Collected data
== == ==

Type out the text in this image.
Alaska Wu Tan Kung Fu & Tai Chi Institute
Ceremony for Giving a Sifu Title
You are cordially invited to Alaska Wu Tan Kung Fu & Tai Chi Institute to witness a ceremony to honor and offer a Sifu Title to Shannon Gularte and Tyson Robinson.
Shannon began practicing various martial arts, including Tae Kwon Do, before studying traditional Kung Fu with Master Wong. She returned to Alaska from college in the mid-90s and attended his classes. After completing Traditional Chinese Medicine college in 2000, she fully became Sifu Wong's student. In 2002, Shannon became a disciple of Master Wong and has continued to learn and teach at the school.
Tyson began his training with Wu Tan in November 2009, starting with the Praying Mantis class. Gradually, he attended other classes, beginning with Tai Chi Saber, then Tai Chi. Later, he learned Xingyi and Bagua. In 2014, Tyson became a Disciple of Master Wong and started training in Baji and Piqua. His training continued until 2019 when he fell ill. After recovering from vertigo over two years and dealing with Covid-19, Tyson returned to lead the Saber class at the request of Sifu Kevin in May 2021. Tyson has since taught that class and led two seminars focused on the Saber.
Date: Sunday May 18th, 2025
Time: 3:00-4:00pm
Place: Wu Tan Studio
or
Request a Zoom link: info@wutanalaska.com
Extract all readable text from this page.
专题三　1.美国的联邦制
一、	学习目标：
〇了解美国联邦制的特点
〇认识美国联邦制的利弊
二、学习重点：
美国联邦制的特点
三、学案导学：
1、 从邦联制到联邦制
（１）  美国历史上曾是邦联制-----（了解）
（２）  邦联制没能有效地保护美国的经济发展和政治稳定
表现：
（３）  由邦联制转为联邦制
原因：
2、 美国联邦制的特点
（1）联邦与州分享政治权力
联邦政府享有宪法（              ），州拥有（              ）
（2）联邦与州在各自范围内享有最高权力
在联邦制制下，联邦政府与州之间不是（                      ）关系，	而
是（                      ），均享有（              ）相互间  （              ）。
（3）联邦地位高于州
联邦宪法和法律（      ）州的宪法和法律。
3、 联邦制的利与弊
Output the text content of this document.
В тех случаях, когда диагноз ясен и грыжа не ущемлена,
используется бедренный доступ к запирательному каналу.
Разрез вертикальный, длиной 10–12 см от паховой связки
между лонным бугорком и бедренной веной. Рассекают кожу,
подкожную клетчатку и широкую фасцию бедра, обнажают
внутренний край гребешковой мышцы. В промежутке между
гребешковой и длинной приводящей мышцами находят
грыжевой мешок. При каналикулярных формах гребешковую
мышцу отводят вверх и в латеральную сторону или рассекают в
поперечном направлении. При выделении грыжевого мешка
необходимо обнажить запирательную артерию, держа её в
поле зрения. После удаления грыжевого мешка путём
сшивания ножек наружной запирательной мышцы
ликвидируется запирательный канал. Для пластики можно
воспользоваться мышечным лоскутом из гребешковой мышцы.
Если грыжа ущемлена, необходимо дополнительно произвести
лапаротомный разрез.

== == ==

_Exercise instructions_. Repeat every record, exactly as written.

_Solution for this task_.
Type out the text in this image.
Alaska Wu Tan Kung Fu & Tai Chi Institute
Ceremony for Giving a Sifu Title
You are cordially invited to Alaska Wu Tan Kung Fu & Tai Chi Institute to witness a ceremony to honor and offer a Sifu Title to Shannon Gularte and Tyson Robinson.
Shannon began practicing various martial arts, including Tae Kwon Do, before studying traditional Kung Fu with Master Wong. She returned to Alaska from college in the mid-90s and attended his classes. After completing Traditional Chinese Medicine college in 2000, she fully became Sifu Wong's student. In 2002, Shannon became a disciple of Master Wong and has continued to learn and teach at the school.
Tyson began his training with Wu Tan in November 2009, starting with the Praying Mantis class. Gradually, he attended other classes, beginning with Tai Chi Saber, then Tai Chi. Later, he learned Xingyi and Bagua. In 2014, Tyson became a Disciple of Master Wong and started training in Baji and Piqua. His training continued until 2019 when he fell ill. After recovering from vertigo over two years and dealing with Covid-19, Tyson returned to lead the Saber class at the request of Sifu Kevin in May 2021. Tyson has since taught that class and led two seminars focused on the Saber.
Date: Sunday May 18th, 2025
Time: 3:00-4:00pm
Place: Wu Tan Studio
or
Request a Zoom link: info@wutanalaska.com
Extract all readable text from this page.
专题三　1.美国的联邦制
一、	学习目标：
〇了解美国联邦制的特点
〇认识美国联邦制的利弊
二、学习重点：
美国联邦制的特点
三、学案导学：
1、 从邦联制到联邦制
（１）  美国历史上曾是邦联制-----（了解）
（２）  邦联制没能有效地保护美国的经济发展和政治稳定
表现：
（３）  由邦联制转为联邦制
原因：
2、 美国联邦制的特点
（1）联邦与州分享政治权力
联邦政府享有宪法（              ），州拥有（              ）
（2）联邦与州在各自范围内享有最高权力
在联邦制制下，联邦政府与州之间不是（                      ）关系，	而
是（                      ），均享有（              ）相互间  （              ）。
（3）联邦地位高于州
联邦宪法和法律（      ）州的宪法和法律。
3、 联邦制的利与弊
Output the text content of this document.
В тех случаях, когда диагноз ясен и грыжа не ущемлена,
используется бедренный доступ к запирательному каналу.
Разрез вертикальный, длиной 10–12 см от паховой связки
между лонным бугорком и бедренной веной. Рассекают кожу,
подкожную клетчатку и широкую фасцию бедра, обнажают
внутренний край гребешковой мышцы. В промежутке между
гребешковой и длинной приводящей мышцами находят
грыжевой мешок. При каналикулярных формах гребешковую
мышцу отводят вверх и в латеральную сторону или рассекают в
поперечном направлении. При выделении грыжевого мешка
необходимо обнажить запирательную артерию, держа её в
поле зрения. После удаления грыжевого мешка путём
сшивания ножек наружной запирательной мышцы
ликвидируется запирательный канал. Для пластики можно
воспользоваться мышечным лоскутом из гребешковой мышцы.
Если грыжа ущемлена, необходимо дополнительно произвести
лапаротомный разрез.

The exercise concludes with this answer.